Write out the data below exactly as given, without any of its pictures.

# INFORMATION PROVIDED start

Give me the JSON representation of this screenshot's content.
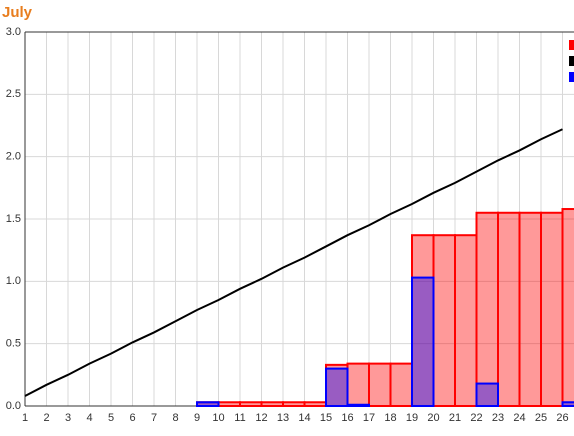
{
  "chart_data": {
    "type": "bar-line",
    "title": "July",
    "categories": [
      "1",
      "2",
      "3",
      "4",
      "5",
      "6",
      "7",
      "8",
      "9",
      "10",
      "11",
      "12",
      "13",
      "14",
      "15",
      "16",
      "17",
      "18",
      "19",
      "20",
      "21",
      "22",
      "23",
      "24",
      "25",
      "26"
    ],
    "series": [
      {
        "type": "bar",
        "color": "#ff0000",
        "values": [
          0,
          0,
          0,
          0,
          0,
          0,
          0,
          0,
          0.03,
          0.03,
          0.03,
          0.03,
          0.03,
          0.03,
          0.33,
          0.34,
          0.34,
          0.34,
          1.37,
          1.37,
          1.37,
          1.55,
          1.55,
          1.55,
          1.55,
          1.58
        ]
      },
      {
        "type": "line",
        "color": "#000000",
        "values": [
          0.08,
          0.17,
          0.25,
          0.34,
          0.42,
          0.51,
          0.59,
          0.68,
          0.77,
          0.85,
          0.94,
          1.02,
          1.11,
          1.19,
          1.28,
          1.37,
          1.45,
          1.54,
          1.62,
          1.71,
          1.79,
          1.88,
          1.97,
          2.05,
          2.14,
          2.22
        ]
      },
      {
        "type": "bar",
        "color": "#0000ff",
        "values": [
          0,
          0,
          0,
          0,
          0,
          0,
          0,
          0,
          0.03,
          0,
          0,
          0,
          0,
          0,
          0.3,
          0.01,
          0,
          0,
          1.03,
          0,
          0,
          0.18,
          0,
          0,
          0,
          0.03
        ]
      }
    ],
    "ylim": [
      0,
      3
    ],
    "yticks": [
      {
        "value": 0,
        "label": "0.0"
      },
      0.5,
      {
        "value": 1,
        "label": "1.0"
      },
      1.5,
      {
        "value": 2,
        "label": "2.0"
      },
      2.5,
      {
        "value": 3,
        "label": "3.0"
      }
    ],
    "grid": true
  }
}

# INFORMATION PROVIDED end

• **TASK SOLUTION**
Give me the JSON representation of this screenshot's content.
{
  "chart_data": {
    "type": "bar-line",
    "title": "July",
    "categories": [
      "1",
      "2",
      "3",
      "4",
      "5",
      "6",
      "7",
      "8",
      "9",
      "10",
      "11",
      "12",
      "13",
      "14",
      "15",
      "16",
      "17",
      "18",
      "19",
      "20",
      "21",
      "22",
      "23",
      "24",
      "25",
      "26"
    ],
    "series": [
      {
        "type": "bar",
        "color": "#ff0000",
        "values": [
          0,
          0,
          0,
          0,
          0,
          0,
          0,
          0,
          0.03,
          0.03,
          0.03,
          0.03,
          0.03,
          0.03,
          0.33,
          0.34,
          0.34,
          0.34,
          1.37,
          1.37,
          1.37,
          1.55,
          1.55,
          1.55,
          1.55,
          1.58
        ]
      },
      {
        "type": "line",
        "color": "#000000",
        "values": [
          0.08,
          0.17,
          0.25,
          0.34,
          0.42,
          0.51,
          0.59,
          0.68,
          0.77,
          0.85,
          0.94,
          1.02,
          1.11,
          1.19,
          1.28,
          1.37,
          1.45,
          1.54,
          1.62,
          1.71,
          1.79,
          1.88,
          1.97,
          2.05,
          2.14,
          2.22
        ]
      },
      {
        "type": "bar",
        "color": "#0000ff",
        "values": [
          0,
          0,
          0,
          0,
          0,
          0,
          0,
          0,
          0.03,
          0,
          0,
          0,
          0,
          0,
          0.3,
          0.01,
          0,
          0,
          1.03,
          0,
          0,
          0.18,
          0,
          0,
          0,
          0.03
        ]
      }
    ],
    "ylim": [
      0,
      3
    ],
    "yticks": [
      {
        "value": 0,
        "label": "0.0"
      },
      0.5,
      {
        "value": 1,
        "label": "1.0"
      },
      1.5,
      {
        "value": 2,
        "label": "2.0"
      },
      2.5,
      {
        "value": 3,
        "label": "3.0"
      }
    ],
    "grid": true
  }
}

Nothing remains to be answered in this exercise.